* **Requirements**
Locate each line containing the string "name" and copy it out.

— start —

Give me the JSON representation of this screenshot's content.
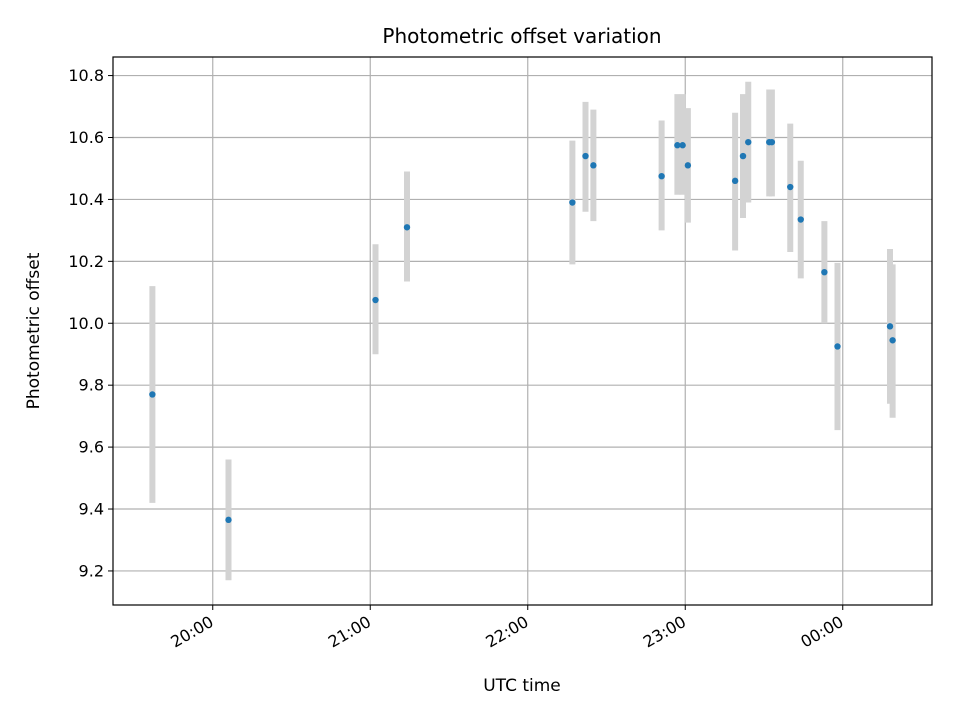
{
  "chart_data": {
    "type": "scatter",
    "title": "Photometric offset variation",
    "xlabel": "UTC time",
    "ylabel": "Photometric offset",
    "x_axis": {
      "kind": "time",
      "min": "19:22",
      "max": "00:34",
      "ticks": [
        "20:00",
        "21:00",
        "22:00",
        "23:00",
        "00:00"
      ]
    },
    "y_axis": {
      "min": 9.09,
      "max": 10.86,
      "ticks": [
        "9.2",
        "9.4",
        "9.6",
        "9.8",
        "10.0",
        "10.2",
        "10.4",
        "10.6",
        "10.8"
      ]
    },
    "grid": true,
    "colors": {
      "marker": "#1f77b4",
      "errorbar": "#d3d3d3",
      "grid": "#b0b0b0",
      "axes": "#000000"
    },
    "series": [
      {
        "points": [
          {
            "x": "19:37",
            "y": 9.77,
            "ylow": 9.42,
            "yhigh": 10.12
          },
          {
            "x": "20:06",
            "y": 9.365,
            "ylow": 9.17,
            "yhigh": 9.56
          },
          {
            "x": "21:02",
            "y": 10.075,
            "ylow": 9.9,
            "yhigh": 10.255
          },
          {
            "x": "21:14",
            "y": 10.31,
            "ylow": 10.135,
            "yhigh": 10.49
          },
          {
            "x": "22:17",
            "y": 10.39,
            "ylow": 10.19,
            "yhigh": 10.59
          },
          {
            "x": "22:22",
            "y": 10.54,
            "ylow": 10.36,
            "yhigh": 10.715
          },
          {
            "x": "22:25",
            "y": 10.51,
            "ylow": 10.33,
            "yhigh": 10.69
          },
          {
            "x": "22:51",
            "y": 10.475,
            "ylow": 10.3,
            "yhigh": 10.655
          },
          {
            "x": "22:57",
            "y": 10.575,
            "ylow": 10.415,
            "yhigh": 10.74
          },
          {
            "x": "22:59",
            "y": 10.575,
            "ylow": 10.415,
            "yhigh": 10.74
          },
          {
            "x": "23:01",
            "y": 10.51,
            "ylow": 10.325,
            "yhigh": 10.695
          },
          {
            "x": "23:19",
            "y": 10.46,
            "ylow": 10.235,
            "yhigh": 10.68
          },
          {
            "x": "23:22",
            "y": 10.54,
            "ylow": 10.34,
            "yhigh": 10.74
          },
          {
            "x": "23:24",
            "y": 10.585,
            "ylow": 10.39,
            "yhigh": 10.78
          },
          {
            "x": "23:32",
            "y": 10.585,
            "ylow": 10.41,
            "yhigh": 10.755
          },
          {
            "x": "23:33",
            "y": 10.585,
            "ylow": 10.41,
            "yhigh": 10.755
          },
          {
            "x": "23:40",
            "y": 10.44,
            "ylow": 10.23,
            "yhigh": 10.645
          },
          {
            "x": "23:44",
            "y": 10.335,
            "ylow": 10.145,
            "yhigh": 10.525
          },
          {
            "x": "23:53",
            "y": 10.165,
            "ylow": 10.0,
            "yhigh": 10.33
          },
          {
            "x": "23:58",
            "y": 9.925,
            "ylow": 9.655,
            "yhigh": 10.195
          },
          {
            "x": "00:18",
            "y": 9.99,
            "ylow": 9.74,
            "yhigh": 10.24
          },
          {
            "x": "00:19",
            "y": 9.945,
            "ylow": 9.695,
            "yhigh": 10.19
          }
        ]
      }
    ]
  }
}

— end —
— start —

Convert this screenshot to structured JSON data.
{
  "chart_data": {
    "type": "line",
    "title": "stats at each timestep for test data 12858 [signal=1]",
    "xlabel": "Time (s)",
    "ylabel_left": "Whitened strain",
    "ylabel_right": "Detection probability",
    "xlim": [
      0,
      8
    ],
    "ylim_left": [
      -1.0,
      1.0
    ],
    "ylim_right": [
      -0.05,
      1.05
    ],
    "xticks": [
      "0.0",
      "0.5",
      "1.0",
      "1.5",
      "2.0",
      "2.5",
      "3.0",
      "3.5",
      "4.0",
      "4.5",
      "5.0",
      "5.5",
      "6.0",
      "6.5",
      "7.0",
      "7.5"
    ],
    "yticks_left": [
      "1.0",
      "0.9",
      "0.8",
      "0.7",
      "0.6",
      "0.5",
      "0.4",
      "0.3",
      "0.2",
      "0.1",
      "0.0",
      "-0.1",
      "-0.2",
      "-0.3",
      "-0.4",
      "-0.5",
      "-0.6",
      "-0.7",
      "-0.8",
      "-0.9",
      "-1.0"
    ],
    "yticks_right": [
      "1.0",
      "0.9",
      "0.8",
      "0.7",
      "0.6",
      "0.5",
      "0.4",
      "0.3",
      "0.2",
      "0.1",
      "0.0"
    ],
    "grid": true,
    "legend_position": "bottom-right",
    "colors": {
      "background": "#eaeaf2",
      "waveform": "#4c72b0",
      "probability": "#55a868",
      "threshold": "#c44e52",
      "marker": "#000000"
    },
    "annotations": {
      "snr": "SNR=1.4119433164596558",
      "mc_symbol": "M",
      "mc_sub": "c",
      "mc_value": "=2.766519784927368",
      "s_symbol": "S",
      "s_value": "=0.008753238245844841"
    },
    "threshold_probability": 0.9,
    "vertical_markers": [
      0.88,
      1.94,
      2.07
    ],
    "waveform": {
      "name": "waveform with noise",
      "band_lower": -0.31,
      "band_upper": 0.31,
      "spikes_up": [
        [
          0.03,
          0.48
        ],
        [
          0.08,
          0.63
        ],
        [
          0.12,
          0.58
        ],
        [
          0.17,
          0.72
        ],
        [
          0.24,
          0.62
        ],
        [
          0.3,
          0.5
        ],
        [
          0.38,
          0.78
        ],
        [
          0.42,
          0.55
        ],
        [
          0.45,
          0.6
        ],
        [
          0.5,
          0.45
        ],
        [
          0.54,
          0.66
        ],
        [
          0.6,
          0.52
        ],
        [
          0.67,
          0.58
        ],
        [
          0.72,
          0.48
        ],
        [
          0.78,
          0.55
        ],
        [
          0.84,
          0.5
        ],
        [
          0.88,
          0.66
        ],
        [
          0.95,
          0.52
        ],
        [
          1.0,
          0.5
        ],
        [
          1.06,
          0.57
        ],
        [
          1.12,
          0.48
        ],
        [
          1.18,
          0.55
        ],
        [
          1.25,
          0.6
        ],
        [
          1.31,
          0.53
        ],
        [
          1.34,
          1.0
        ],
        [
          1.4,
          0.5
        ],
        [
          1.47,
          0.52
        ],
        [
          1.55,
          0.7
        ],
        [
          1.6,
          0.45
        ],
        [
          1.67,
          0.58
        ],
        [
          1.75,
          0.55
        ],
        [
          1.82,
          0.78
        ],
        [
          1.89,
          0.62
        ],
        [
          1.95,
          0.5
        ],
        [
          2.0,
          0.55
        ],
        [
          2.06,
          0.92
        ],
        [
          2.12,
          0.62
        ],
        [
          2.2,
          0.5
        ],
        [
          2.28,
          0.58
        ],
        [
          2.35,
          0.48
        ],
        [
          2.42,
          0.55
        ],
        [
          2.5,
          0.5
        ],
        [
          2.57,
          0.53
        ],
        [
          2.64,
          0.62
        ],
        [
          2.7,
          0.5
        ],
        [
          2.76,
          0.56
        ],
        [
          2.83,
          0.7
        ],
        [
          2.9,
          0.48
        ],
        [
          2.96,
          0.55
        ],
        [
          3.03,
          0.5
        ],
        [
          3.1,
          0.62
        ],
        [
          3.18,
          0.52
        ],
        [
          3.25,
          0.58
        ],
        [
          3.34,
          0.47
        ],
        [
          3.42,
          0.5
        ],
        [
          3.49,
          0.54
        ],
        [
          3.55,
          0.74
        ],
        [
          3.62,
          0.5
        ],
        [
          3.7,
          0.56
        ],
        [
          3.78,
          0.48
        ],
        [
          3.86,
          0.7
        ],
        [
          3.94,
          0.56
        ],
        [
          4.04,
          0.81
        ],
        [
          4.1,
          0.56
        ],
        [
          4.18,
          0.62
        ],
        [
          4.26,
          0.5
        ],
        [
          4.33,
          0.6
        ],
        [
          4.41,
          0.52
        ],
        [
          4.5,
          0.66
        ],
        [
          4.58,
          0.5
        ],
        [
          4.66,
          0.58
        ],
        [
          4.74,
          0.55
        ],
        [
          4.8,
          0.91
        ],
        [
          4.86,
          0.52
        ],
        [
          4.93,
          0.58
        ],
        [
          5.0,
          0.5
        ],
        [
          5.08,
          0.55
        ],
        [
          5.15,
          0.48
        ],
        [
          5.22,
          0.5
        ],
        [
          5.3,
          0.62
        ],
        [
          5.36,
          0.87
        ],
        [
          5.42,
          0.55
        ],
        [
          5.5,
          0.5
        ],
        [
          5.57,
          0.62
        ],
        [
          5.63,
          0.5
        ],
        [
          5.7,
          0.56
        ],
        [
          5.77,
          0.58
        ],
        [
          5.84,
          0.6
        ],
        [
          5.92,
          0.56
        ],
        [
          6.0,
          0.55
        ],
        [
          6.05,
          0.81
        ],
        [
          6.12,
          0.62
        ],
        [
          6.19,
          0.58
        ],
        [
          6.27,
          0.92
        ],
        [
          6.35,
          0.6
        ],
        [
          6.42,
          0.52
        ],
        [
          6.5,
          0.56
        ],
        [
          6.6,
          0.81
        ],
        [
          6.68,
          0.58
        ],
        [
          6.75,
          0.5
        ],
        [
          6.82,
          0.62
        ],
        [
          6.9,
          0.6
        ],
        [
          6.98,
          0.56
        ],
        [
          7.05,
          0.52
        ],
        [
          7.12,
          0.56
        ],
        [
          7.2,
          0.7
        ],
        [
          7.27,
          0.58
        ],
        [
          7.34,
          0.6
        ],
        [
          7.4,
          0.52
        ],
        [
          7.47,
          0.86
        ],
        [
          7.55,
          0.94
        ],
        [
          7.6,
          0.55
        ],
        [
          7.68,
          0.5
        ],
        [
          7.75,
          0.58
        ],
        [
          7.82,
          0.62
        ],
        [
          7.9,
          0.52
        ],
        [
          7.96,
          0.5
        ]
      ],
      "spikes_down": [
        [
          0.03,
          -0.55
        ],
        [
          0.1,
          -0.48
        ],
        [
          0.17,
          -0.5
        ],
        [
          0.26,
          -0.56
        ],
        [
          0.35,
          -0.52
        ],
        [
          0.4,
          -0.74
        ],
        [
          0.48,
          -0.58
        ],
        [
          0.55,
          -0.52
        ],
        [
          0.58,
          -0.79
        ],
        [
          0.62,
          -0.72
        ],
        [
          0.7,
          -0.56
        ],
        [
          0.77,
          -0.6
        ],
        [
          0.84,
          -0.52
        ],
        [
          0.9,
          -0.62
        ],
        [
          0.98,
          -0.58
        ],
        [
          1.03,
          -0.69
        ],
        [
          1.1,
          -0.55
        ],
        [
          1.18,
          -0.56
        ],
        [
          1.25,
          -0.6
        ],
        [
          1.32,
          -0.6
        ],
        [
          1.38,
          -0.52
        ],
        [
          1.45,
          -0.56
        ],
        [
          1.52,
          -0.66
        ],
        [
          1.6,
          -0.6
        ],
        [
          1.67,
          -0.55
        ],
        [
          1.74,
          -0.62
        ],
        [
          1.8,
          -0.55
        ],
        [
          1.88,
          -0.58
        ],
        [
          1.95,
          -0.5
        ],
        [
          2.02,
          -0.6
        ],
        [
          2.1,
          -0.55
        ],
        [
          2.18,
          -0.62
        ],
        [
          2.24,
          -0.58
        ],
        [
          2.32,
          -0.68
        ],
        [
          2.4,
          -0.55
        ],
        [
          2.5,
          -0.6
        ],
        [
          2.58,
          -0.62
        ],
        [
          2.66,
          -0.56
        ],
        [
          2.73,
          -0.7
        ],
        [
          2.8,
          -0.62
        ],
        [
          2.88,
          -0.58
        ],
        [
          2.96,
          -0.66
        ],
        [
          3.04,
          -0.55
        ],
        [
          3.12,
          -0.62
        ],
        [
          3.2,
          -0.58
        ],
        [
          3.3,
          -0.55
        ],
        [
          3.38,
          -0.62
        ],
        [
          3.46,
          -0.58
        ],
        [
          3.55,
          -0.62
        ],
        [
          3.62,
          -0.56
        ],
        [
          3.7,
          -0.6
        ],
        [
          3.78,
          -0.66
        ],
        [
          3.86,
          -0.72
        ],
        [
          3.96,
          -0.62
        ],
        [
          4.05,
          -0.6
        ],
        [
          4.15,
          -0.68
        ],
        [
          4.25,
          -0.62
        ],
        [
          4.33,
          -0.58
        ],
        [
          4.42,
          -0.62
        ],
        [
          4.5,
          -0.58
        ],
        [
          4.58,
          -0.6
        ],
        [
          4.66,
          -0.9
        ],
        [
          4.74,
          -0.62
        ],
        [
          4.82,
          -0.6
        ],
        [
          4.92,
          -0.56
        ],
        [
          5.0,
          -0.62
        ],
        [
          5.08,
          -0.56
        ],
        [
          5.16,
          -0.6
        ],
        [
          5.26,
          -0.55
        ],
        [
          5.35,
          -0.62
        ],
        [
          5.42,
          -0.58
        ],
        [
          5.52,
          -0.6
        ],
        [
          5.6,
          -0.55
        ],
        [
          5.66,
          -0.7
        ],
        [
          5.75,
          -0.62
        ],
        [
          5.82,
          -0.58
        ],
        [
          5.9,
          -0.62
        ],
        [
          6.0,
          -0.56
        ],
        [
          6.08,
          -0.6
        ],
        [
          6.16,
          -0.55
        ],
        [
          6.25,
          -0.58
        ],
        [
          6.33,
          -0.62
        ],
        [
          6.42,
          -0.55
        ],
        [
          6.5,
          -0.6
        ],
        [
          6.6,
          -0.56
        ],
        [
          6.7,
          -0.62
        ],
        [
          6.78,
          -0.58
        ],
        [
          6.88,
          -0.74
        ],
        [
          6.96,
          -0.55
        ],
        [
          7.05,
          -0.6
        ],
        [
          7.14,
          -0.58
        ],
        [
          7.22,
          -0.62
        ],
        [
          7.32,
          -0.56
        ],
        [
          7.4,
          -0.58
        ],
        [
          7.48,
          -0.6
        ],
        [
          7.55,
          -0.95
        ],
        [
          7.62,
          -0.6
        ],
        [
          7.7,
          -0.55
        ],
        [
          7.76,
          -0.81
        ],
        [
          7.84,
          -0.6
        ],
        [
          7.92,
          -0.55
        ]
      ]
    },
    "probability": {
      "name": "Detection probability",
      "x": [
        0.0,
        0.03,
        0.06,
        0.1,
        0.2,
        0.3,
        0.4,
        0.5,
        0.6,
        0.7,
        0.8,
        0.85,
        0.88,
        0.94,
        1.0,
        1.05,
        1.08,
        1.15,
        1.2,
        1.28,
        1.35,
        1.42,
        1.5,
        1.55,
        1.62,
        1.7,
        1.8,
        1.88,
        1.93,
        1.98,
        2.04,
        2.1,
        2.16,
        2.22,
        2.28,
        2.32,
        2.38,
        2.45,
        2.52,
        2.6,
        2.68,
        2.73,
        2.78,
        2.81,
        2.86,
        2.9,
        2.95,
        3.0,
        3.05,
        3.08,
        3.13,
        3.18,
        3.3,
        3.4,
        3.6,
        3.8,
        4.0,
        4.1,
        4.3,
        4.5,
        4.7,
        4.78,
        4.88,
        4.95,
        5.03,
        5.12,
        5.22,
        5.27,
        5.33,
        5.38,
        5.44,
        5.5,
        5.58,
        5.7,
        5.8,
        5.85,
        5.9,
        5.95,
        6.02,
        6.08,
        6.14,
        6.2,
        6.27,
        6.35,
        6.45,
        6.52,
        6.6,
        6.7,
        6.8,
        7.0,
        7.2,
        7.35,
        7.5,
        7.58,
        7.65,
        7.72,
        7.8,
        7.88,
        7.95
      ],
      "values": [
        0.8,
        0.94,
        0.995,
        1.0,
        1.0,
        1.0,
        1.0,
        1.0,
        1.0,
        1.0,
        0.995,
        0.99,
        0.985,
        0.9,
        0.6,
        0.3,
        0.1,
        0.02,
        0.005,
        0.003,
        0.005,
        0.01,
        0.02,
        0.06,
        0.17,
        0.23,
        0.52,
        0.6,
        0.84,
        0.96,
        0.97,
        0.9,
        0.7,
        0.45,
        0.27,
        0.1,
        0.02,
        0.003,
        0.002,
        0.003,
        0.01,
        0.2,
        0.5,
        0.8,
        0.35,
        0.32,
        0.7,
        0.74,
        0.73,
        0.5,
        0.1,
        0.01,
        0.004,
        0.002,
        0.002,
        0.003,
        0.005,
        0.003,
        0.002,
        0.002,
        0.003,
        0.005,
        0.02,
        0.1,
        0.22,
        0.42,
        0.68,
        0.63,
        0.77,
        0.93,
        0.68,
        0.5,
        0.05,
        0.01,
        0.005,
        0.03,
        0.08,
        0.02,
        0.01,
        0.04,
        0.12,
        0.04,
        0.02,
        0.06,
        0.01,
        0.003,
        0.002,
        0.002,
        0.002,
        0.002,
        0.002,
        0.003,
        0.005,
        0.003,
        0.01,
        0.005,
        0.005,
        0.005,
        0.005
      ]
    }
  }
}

— end —

* **Solution**
      "name": "waveform with noise",
      "name": "Detection probability",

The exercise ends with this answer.